• **Written task**:
Answer with one number: the count of lines in the listing below that hold the word "Product".
*-*-*
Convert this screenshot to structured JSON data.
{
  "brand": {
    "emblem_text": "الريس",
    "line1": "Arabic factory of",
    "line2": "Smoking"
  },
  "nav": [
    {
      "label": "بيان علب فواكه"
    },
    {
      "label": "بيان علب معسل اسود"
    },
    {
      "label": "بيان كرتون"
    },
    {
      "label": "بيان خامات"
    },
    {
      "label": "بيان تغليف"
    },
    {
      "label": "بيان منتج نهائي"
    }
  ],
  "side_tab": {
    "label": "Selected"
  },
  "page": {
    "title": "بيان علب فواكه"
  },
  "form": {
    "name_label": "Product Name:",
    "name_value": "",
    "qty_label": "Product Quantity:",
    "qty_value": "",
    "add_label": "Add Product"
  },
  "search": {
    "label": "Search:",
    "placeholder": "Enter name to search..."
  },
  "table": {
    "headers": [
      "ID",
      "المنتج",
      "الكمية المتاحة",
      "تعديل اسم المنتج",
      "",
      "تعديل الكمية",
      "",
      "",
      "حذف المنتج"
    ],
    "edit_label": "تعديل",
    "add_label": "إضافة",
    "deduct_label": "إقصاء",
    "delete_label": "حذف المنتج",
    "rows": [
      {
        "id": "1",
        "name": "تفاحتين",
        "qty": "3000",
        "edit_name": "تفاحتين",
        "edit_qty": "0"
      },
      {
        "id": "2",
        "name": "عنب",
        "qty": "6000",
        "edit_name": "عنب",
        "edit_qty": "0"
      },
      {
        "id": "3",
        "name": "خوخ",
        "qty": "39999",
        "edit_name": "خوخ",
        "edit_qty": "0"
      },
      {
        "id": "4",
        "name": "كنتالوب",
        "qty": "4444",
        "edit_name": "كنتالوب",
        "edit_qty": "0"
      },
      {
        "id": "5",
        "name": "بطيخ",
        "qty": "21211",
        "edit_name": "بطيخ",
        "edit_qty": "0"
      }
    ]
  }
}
*-*-*
• **Completed exercise**:
3